### EXERCISE DETAILS
Your task is to give the listing below back word for word, pictures excluded.

[Collection entries]
<<<<
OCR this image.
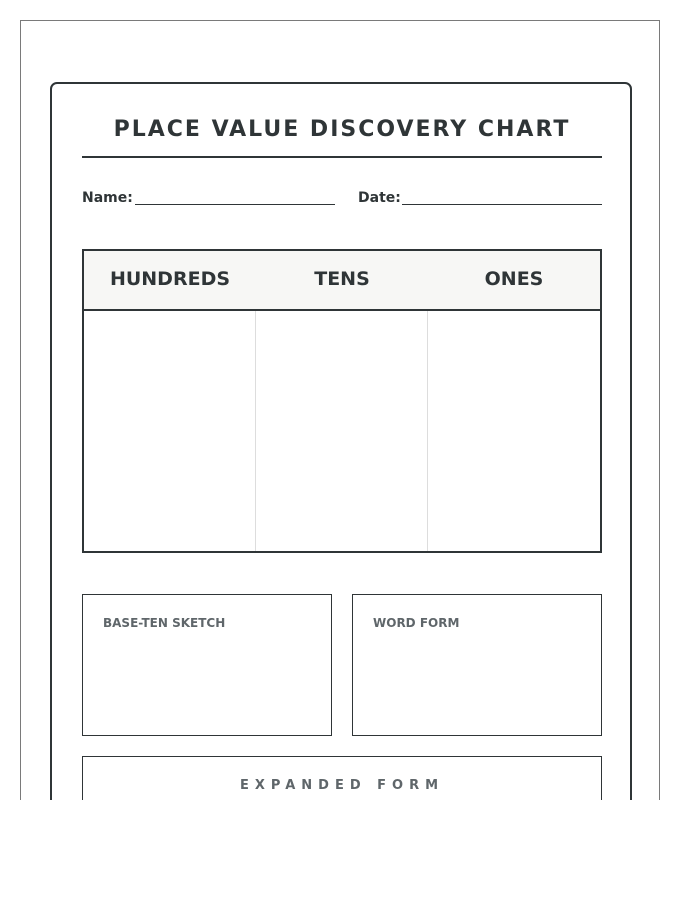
PLACE VALUE DISCOVERY CHART
Name:	Date:
HUNDREDS	TENS	ONES
BASE-TEN SKETCH	WORD FORM
EXPANDED FORM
>>>>
### REPLY
OCR this image.
PLACE VALUE DISCOVERY CHART
Name:	Date:
HUNDREDS	TENS	ONES
BASE-TEN SKETCH	WORD FORM
EXPANDED FORM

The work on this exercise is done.